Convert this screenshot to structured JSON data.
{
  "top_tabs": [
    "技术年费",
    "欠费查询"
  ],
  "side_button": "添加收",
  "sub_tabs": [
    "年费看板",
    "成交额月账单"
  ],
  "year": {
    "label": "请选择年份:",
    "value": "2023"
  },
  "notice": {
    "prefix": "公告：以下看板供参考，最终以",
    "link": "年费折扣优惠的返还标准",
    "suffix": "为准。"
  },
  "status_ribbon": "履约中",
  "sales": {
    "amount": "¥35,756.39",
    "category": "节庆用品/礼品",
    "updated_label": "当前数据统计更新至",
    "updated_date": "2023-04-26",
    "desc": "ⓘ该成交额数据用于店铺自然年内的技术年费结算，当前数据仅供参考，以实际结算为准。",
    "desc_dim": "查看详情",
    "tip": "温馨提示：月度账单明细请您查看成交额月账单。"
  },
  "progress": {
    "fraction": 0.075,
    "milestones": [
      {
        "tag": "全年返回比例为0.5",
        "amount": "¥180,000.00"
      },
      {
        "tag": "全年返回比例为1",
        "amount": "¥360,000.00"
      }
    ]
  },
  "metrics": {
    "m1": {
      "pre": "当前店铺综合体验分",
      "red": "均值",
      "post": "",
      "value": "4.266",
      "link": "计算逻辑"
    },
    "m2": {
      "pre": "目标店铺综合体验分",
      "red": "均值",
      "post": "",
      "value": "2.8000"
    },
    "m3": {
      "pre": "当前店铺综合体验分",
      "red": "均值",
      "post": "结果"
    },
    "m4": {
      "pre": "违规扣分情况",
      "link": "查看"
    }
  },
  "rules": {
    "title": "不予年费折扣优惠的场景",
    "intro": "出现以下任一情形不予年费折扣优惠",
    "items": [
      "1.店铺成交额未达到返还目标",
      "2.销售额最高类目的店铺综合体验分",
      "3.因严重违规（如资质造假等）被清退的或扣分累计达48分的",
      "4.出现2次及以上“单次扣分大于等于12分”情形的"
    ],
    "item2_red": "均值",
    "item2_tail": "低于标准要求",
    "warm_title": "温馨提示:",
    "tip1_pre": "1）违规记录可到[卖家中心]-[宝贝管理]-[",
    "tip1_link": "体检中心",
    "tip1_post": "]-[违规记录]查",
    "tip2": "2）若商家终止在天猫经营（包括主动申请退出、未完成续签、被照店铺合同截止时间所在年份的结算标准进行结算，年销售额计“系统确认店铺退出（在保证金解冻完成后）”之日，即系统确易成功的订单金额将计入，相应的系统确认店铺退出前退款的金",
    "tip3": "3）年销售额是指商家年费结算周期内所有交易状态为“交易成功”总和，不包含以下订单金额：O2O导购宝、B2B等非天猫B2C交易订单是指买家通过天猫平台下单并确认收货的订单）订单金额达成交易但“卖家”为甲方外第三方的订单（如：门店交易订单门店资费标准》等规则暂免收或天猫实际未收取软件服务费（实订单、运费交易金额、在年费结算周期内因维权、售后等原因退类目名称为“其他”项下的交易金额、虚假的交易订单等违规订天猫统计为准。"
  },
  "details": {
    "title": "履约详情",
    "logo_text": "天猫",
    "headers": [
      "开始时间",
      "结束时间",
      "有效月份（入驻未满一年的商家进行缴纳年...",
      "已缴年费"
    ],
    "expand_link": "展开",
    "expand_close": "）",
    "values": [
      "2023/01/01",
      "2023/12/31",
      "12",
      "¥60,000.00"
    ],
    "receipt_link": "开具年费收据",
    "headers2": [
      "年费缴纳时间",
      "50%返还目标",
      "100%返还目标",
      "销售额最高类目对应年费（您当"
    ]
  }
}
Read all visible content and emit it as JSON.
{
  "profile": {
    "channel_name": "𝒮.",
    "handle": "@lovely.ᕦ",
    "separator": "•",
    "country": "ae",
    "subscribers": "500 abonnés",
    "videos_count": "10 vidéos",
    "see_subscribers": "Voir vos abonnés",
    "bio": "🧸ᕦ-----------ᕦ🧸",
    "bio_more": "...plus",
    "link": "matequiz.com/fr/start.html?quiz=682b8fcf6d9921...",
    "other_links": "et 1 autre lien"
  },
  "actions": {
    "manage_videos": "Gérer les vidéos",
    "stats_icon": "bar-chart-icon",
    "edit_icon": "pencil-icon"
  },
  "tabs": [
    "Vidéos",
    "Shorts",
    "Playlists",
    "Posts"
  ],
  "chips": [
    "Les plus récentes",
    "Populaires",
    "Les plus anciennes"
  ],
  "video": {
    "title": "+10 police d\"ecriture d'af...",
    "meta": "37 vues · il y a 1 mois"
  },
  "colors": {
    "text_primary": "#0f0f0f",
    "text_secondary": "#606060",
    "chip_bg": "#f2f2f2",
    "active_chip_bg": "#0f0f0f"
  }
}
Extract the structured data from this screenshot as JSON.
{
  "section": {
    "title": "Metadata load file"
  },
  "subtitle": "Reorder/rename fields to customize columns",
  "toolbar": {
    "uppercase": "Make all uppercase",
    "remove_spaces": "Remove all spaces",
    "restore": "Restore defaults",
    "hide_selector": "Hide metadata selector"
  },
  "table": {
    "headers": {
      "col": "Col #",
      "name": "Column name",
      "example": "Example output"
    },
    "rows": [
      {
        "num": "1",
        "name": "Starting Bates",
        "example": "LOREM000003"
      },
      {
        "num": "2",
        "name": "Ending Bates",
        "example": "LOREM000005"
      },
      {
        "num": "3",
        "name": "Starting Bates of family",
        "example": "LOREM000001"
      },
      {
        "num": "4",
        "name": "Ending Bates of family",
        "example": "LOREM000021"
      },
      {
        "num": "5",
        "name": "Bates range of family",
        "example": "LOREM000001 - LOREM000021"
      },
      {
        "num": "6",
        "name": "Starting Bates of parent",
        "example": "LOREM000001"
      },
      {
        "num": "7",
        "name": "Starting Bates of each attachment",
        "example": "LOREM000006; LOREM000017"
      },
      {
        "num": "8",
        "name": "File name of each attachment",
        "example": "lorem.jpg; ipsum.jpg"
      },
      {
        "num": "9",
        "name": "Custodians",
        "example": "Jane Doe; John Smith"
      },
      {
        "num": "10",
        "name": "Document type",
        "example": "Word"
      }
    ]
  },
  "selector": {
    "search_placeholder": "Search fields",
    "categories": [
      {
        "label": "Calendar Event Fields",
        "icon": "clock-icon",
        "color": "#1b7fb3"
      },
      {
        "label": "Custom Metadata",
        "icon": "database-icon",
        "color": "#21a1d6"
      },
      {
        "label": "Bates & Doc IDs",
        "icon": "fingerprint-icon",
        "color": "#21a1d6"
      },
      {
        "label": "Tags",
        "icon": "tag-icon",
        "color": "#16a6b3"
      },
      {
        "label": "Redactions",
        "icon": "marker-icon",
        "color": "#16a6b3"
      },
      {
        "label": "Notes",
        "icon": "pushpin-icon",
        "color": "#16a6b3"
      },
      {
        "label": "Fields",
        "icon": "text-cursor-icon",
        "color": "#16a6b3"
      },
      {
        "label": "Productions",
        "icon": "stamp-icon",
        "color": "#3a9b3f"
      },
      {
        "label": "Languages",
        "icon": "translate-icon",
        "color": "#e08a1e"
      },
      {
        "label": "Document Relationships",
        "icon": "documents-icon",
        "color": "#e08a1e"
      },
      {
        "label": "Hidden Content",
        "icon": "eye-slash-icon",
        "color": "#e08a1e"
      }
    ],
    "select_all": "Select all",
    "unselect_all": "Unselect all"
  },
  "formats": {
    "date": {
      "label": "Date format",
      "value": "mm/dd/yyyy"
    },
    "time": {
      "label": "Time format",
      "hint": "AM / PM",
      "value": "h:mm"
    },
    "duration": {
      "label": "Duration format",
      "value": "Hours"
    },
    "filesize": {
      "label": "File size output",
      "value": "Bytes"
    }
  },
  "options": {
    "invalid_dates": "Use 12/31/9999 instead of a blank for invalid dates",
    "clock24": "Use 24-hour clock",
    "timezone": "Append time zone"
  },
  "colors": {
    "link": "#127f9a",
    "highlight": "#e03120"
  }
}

========================

▶ [The request]: Show each line in the entries that holds the string "example".

▶ [Answer to the exercise]:
      "example": "Example output"
        "example": "LOREM000003"
        "example": "LOREM000005"
        "example": "LOREM000001"
        "example": "LOREM000021"
        "example": "LOREM000001 - LOREM000021"
        "example": "LOREM000001"
        "example": "LOREM000006; LOREM000017"
        "example": "lorem.jpg; ipsum.jpg"
        "example": "Jane Doe; John Smith"
        "example": "Word"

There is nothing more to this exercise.